_Problem details_. Copy each line of the data below with the word "color".
::: Input data
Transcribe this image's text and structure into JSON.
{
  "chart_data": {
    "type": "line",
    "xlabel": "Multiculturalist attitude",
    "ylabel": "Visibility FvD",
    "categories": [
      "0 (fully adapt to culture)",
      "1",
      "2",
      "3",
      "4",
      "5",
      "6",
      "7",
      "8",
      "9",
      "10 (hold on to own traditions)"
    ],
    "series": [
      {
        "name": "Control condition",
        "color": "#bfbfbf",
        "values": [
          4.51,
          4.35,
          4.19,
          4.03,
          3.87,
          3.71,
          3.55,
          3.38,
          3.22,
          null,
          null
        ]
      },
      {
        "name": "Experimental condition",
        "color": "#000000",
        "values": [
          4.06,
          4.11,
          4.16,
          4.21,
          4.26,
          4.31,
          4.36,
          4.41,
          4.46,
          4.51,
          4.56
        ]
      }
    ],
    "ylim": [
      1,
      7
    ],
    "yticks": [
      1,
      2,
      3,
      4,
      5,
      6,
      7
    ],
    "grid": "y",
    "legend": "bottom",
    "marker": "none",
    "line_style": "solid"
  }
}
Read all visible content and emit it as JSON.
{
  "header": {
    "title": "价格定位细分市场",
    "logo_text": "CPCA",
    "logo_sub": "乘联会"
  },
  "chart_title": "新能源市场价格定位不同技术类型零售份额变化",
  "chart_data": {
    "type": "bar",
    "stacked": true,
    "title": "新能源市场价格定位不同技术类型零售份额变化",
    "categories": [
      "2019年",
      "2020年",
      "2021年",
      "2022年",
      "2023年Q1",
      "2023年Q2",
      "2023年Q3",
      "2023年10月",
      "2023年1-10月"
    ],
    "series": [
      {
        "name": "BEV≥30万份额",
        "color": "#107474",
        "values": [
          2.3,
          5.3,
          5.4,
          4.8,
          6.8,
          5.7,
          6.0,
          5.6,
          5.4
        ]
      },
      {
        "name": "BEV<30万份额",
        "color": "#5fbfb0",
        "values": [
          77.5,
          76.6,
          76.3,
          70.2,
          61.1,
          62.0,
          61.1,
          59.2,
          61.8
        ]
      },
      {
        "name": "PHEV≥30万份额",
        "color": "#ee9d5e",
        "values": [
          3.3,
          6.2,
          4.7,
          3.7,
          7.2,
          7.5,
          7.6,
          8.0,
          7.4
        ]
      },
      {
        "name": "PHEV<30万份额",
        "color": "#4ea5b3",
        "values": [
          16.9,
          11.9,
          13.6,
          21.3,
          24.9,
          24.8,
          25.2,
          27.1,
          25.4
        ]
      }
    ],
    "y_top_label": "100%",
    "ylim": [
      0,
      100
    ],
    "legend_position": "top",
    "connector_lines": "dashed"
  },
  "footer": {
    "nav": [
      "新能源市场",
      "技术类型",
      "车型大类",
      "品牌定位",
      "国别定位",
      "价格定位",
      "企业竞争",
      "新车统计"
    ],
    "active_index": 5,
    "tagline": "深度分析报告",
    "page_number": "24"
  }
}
::::::
_Worked solution_.
        "color": "#bfbfbf",
        "color": "#000000",
        "color": "#107474",
        "color": "#5fbfb0",
        "color": "#ee9d5e",
        "color": "#4ea5b3",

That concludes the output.